- [Excerpted text]:
Photogeneration Dynamics of a Soliton Pair in Polyacetylene

TL;DR

This study numerically investigates how a photogenerated electron-hole pair in polyacetylene evolves into a soliton pair, revealing various dynamic behaviors influenced by disorder and lattice interactions.

Contribution

It introduces a numerical simulation of soliton pair formation from photoexcited states in polyacetylene using the SSH Hamiltonian with disorder effects.

Findings

Soliton pairs form after initial lattice oscillations.

Disorder influences soliton separation and dynamics.

Different behaviors include solitons running apart or forming bound states.

Abstract

Dynamical process of the formation of a soliton pair from a photogenerated electron-hole pair in polyacetylene is studied numerically by adopting the SSH Hamiltonian. A weak local disorder is introduced in order to trigger the formation. Starting from an initial configuration with an electron at the bottom of the conduction band and a hole at the top of the valence band, separated by the Peierls gap, the time dependent Schr${\rm \ddot{o}}$ndinger equation for the electron wave functions and the equation of motion for the lattice displacements are solved numerically. After several uniform oscillations of the lattice system at the early stage, a large distortion corresponding to a pair of a soliton and an anti-soliton develops from a point which is determined by the location and type of the disorder. In some cases, two solitons run in opposite directions, leaving breather like oscillations behind, and in other cases they form a bound state emitting acoustic lattice vibrational modes.

- [Actions to take]:
**A)** Write out the part of the polyacetylene soliton page from "It introduces a" to "separation and dynamics." without any changes.
**B)** According to the polyacetylene soliton page, what is the purpose of introducing a weak local disorder?
You do not need the listing for this work.

- [Dataset entries]:

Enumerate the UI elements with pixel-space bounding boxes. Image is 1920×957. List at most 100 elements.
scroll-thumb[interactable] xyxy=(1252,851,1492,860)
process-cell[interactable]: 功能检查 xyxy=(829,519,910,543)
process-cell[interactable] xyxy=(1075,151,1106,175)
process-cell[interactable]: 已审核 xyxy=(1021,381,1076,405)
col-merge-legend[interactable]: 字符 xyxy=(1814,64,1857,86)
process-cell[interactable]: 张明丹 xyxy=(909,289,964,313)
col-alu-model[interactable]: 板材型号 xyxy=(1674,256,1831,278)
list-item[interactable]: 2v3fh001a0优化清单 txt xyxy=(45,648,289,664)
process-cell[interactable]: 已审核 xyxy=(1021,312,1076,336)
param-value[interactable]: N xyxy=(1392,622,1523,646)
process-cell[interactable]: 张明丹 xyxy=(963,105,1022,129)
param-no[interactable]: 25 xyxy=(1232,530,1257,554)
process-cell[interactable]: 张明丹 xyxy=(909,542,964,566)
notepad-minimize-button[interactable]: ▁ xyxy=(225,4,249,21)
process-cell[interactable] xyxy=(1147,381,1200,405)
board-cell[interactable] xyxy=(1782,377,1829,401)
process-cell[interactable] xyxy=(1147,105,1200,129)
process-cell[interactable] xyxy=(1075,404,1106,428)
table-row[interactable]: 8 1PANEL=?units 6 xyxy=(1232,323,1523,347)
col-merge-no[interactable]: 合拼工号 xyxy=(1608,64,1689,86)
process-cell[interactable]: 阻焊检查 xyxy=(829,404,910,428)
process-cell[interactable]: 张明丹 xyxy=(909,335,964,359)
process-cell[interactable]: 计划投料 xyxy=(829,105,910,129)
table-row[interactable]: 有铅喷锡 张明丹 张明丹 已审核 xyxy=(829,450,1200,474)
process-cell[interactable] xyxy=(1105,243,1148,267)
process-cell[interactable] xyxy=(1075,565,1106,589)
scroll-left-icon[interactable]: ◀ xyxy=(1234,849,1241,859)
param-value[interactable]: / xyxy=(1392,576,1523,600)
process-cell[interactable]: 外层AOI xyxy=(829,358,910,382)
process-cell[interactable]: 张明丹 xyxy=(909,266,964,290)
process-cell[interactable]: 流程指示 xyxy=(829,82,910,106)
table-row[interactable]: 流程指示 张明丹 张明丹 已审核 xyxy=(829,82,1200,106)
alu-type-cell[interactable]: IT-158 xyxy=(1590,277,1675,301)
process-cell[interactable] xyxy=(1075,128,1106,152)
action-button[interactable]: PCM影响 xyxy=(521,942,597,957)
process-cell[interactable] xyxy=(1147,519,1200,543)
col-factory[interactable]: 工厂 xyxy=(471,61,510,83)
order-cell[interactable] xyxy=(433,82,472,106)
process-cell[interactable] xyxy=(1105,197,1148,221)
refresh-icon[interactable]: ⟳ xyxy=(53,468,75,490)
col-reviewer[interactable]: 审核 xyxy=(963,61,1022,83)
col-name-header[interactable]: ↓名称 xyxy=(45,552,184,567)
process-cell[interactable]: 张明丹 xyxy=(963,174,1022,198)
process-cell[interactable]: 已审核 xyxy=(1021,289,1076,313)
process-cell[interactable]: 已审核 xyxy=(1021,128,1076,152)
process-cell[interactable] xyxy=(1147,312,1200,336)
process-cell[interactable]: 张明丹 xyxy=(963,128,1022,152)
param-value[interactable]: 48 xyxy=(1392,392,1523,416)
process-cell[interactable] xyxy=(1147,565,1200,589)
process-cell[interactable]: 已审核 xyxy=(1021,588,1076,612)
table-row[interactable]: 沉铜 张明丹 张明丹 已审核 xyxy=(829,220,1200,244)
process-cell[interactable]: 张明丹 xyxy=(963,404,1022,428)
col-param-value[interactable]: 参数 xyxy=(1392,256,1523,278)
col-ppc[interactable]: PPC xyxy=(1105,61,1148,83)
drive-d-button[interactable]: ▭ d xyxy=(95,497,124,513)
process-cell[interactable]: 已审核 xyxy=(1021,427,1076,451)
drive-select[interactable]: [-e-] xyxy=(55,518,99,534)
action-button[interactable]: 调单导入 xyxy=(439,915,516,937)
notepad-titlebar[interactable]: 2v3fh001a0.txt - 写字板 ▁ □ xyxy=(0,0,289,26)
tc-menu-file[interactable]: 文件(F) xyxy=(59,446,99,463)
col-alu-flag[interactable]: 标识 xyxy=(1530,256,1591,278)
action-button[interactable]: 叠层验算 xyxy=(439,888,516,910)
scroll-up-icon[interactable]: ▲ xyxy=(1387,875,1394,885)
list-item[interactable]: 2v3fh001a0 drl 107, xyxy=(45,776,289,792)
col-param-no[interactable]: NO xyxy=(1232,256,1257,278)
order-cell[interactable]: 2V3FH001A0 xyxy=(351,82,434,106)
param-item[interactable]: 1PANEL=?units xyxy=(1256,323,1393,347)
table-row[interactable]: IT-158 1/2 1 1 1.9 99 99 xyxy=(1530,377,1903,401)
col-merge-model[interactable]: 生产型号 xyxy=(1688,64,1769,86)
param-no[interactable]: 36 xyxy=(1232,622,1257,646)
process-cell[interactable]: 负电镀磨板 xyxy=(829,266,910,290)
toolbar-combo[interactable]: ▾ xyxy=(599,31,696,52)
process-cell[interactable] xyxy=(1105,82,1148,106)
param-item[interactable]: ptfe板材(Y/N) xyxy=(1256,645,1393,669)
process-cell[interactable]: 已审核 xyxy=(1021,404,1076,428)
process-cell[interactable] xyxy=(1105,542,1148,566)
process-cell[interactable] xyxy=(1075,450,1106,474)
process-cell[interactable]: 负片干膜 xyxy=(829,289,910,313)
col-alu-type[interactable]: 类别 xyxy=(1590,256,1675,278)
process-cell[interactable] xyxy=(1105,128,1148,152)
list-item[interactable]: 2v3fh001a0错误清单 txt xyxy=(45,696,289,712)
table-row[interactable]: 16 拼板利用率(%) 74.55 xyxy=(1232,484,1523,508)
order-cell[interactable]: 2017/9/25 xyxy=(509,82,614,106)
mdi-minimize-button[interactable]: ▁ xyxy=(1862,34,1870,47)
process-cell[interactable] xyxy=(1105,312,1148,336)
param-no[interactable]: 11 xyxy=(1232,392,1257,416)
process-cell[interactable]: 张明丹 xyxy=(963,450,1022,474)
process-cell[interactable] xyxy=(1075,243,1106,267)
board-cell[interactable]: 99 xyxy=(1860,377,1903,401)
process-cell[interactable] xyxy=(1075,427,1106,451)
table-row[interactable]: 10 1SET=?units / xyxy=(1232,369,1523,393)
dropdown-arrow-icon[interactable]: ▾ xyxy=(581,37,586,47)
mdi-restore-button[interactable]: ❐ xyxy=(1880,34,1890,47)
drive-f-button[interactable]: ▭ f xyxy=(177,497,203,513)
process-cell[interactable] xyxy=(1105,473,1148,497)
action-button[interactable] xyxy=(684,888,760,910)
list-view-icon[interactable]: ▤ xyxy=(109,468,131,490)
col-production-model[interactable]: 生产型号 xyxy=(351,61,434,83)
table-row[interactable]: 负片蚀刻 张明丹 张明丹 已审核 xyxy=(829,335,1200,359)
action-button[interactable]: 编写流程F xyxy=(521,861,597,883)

- [Answers in order]:
**A)**
It introduces a numerical simulation of soliton pair formation from photoexcited states in polyacetylene using the SSH Hamiltonian with disorder effects.

Findings

Soliton pairs form after initial lattice oscillations.

Disorder influences soliton separation and dynamics.

**B)** It is introduced to trigger the formation of the soliton pair.